> **Task statement**
Extract every line of the material that holds the string "SiO₂".
====== Rows ======
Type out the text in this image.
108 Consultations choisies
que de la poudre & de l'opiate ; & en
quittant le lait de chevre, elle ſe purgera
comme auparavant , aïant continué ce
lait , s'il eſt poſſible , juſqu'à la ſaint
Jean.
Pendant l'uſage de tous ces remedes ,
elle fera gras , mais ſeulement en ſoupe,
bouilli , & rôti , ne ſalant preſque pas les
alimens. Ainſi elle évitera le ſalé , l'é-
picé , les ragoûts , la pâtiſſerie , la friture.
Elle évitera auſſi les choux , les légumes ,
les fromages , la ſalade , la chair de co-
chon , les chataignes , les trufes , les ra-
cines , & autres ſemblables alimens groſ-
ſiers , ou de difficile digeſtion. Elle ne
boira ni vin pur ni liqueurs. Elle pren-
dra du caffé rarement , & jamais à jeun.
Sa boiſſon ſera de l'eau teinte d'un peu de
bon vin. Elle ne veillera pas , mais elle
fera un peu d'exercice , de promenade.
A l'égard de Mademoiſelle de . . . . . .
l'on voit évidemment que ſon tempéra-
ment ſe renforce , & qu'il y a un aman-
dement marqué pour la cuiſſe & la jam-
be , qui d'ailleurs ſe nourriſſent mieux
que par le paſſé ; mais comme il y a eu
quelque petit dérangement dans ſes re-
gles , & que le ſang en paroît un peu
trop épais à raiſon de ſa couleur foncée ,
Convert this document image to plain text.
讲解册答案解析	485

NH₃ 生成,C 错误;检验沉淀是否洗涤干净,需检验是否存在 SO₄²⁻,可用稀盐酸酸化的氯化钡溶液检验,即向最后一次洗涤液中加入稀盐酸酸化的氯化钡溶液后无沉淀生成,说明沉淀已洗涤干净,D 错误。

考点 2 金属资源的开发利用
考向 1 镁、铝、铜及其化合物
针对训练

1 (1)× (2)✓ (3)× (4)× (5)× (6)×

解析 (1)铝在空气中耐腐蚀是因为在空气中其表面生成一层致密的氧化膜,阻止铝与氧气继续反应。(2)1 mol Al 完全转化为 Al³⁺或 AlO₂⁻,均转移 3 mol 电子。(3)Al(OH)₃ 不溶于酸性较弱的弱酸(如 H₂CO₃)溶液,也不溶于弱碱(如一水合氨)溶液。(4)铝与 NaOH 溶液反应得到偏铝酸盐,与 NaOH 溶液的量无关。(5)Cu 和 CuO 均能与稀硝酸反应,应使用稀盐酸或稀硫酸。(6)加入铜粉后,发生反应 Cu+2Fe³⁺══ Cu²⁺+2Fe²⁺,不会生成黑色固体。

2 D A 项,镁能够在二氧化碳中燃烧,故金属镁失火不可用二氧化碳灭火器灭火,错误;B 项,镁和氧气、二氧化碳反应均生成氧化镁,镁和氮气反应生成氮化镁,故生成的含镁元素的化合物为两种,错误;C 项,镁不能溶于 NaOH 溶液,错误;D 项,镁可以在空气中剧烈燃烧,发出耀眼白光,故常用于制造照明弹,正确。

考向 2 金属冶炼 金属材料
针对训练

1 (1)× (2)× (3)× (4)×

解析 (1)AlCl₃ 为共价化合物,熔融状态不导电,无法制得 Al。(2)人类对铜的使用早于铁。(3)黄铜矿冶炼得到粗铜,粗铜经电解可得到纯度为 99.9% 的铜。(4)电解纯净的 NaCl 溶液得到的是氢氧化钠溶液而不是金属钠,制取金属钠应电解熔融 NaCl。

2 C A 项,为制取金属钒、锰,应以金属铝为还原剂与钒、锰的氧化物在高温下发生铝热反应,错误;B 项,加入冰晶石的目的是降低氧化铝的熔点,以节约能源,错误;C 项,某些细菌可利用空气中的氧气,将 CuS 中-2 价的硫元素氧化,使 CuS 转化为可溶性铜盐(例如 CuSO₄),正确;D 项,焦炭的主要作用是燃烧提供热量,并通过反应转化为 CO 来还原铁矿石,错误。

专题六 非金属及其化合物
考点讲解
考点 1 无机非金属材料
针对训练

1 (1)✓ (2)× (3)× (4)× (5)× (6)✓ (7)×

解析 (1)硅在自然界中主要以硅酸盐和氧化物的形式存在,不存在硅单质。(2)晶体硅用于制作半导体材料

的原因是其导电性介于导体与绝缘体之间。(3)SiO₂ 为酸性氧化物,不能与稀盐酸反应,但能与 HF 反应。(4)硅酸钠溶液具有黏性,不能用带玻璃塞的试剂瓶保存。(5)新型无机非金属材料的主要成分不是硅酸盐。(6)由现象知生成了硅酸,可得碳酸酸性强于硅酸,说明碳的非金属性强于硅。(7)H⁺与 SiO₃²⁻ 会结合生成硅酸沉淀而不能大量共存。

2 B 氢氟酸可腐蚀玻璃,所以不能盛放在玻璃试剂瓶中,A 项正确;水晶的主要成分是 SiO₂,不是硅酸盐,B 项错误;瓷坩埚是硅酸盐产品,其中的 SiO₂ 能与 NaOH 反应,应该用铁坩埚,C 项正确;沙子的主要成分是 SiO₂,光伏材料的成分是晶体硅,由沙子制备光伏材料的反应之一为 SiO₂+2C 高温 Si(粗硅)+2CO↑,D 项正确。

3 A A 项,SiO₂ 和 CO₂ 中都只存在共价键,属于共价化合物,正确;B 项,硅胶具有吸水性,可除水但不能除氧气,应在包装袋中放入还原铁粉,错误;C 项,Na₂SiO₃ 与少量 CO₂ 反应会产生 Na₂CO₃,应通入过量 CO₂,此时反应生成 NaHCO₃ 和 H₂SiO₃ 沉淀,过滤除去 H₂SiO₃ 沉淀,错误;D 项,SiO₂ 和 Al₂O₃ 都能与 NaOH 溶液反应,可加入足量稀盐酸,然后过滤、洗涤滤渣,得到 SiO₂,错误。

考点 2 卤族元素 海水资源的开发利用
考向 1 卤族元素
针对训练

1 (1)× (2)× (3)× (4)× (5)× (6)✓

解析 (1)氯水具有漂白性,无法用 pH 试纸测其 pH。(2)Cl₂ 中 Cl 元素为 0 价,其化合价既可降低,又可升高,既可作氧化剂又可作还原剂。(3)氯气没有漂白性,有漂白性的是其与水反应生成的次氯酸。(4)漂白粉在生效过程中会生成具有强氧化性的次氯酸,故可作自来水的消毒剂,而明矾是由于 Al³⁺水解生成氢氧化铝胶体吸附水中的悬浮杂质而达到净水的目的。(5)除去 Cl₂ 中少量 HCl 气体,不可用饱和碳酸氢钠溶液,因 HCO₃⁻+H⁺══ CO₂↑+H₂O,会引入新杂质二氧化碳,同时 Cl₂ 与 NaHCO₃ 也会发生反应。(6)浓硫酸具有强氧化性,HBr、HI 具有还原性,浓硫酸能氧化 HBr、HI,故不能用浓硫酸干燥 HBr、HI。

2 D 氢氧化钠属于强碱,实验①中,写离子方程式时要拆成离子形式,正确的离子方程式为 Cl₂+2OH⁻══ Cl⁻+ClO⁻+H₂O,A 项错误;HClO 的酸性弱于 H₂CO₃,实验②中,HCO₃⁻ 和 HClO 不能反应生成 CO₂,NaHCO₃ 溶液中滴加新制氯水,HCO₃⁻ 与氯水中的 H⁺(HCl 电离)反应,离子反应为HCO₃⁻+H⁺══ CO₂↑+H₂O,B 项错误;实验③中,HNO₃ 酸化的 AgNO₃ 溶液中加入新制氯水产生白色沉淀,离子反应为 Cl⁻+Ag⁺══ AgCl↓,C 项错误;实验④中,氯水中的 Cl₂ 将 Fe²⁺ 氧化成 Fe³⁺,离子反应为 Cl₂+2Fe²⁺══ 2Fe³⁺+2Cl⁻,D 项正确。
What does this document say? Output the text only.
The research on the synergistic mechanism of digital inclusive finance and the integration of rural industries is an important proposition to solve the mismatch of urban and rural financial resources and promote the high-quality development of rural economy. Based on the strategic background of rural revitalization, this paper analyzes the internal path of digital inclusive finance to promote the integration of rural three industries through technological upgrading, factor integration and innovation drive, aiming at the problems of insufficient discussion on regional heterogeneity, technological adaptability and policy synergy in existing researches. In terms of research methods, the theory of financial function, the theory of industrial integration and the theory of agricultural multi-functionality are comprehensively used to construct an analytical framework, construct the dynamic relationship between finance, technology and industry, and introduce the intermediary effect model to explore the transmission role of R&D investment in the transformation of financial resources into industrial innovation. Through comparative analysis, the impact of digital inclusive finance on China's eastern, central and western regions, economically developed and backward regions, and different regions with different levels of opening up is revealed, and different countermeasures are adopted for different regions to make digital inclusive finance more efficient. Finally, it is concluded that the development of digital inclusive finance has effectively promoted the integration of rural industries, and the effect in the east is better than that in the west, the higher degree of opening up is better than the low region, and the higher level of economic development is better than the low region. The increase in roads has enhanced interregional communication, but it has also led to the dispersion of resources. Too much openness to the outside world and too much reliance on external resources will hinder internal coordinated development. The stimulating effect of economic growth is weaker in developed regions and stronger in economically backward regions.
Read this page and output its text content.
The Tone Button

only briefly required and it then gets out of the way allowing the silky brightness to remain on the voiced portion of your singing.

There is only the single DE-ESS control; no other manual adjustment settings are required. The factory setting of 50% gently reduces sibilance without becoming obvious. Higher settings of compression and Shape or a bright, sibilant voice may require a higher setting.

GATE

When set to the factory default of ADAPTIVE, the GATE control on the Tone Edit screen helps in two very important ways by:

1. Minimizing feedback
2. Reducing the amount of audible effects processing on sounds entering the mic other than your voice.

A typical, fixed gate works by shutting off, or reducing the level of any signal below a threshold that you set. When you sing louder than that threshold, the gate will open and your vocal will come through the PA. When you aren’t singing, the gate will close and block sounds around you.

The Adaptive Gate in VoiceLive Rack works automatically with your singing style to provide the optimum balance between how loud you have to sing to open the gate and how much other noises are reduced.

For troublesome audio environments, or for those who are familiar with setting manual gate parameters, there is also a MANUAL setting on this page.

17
======
> **Written answer**
的原因是其导电性介于导体与绝缘体之间。(3)SiO₂ 为酸性氧化物,不能与稀盐酸反应,但能与 HF 反应。(4)硅酸钠溶液具有黏性,不能用带玻璃塞的试剂瓶保存。(5)新型无机非金属材料的主要成分不是硅酸盐。(6)由现象知生成了硅酸,可得碳酸酸性强于硅酸,说明碳的非金属性强于硅。(7)H⁺与 SiO₃²⁻ 会结合生成硅酸沉淀而不能大量共存。
2 B 氢氟酸可腐蚀玻璃,所以不能盛放在玻璃试剂瓶中,A 项正确;水晶的主要成分是 SiO₂,不是硅酸盐,B 项错误;瓷坩埚是硅酸盐产品,其中的 SiO₂ 能与 NaOH 反应,应该用铁坩埚,C 项正确;沙子的主要成分是 SiO₂,光伏材料的成分是晶体硅,由沙子制备光伏材料的反应之一为 SiO₂+2C 高温 Si(粗硅)+2CO↑,D 项正确。
3 A A 项,SiO₂ 和 CO₂ 中都只存在共价键,属于共价化合物,正确;B 项,硅胶具有吸水性,可除水但不能除氧气,应在包装袋中放入还原铁粉,错误;C 项,Na₂SiO₃ 与少量 CO₂ 反应会产生 Na₂CO₃,应通入过量 CO₂,此时反应生成 NaHCO₃ 和 H₂SiO₃ 沉淀,过滤除去 H₂SiO₃ 沉淀,错误;D 项,SiO₂ 和 Al₂O₃ 都能与 NaOH 溶液反应,可加入足量稀盐酸,然后过滤、洗涤滤渣,得到 SiO₂,错误。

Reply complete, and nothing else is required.